▸ **To be done**:
Extract the listing in its entirety, keeping each line identical to the original.

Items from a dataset
== == ==

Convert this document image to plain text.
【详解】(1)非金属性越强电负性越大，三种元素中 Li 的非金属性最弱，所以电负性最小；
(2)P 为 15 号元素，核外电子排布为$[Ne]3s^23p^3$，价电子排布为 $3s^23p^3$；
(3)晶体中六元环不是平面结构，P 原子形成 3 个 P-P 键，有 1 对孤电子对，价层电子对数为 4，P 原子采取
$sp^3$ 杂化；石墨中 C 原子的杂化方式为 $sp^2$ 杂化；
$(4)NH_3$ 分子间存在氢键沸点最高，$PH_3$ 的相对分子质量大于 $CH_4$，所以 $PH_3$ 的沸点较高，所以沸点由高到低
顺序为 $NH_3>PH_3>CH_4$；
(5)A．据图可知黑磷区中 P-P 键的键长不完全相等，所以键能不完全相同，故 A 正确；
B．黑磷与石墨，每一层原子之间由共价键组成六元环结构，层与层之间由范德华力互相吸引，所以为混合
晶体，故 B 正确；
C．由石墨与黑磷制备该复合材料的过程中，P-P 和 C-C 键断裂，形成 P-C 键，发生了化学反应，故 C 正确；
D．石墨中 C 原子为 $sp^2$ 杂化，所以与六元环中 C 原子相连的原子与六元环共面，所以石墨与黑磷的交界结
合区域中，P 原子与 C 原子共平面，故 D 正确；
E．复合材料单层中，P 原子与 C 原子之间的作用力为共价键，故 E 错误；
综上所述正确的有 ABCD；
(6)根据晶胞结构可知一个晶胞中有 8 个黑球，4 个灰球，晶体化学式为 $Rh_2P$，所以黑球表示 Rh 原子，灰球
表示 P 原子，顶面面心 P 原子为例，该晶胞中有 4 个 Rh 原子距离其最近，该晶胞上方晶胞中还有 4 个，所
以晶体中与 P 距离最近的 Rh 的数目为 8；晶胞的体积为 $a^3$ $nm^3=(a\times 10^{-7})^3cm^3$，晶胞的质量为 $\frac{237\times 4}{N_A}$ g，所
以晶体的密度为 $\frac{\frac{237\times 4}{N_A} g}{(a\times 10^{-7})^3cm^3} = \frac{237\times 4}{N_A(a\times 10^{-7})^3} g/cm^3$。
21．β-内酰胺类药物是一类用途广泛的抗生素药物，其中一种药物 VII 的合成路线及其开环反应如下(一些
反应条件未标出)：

== == ==

▸ **The output**:
Convert this document image to plain text.
【详解】(1)非金属性越强电负性越大，三种元素中 Li 的非金属性最弱，所以电负性最小；
(2)P 为 15 号元素，核外电子排布为$[Ne]3s^23p^3$，价电子排布为 $3s^23p^3$；
(3)晶体中六元环不是平面结构，P 原子形成 3 个 P-P 键，有 1 对孤电子对，价层电子对数为 4，P 原子采取
$sp^3$ 杂化；石墨中 C 原子的杂化方式为 $sp^2$ 杂化；
$(4)NH_3$ 分子间存在氢键沸点最高，$PH_3$ 的相对分子质量大于 $CH_4$，所以 $PH_3$ 的沸点较高，所以沸点由高到低
顺序为 $NH_3>PH_3>CH_4$；
(5)A．据图可知黑磷区中 P-P 键的键长不完全相等，所以键能不完全相同，故 A 正确；
B．黑磷与石墨，每一层原子之间由共价键组成六元环结构，层与层之间由范德华力互相吸引，所以为混合
晶体，故 B 正确；
C．由石墨与黑磷制备该复合材料的过程中，P-P 和 C-C 键断裂，形成 P-C 键，发生了化学反应，故 C 正确；
D．石墨中 C 原子为 $sp^2$ 杂化，所以与六元环中 C 原子相连的原子与六元环共面，所以石墨与黑磷的交界结
合区域中，P 原子与 C 原子共平面，故 D 正确；
E．复合材料单层中，P 原子与 C 原子之间的作用力为共价键，故 E 错误；
综上所述正确的有 ABCD；
(6)根据晶胞结构可知一个晶胞中有 8 个黑球，4 个灰球，晶体化学式为 $Rh_2P$，所以黑球表示 Rh 原子，灰球
表示 P 原子，顶面面心 P 原子为例，该晶胞中有 4 个 Rh 原子距离其最近，该晶胞上方晶胞中还有 4 个，所
以晶体中与 P 距离最近的 Rh 的数目为 8；晶胞的体积为 $a^3$ $nm^3=(a\times 10^{-7})^3cm^3$，晶胞的质量为 $\frac{237\times 4}{N_A}$ g，所
以晶体的密度为 $\frac{\frac{237\times 4}{N_A} g}{(a\times 10^{-7})^3cm^3} = \frac{237\times 4}{N_A(a\times 10^{-7})^3} g/cm^3$。
21．β-内酰胺类药物是一类用途广泛的抗生素药物，其中一种药物 VII 的合成路线及其开环反应如下(一些
反应条件未标出)：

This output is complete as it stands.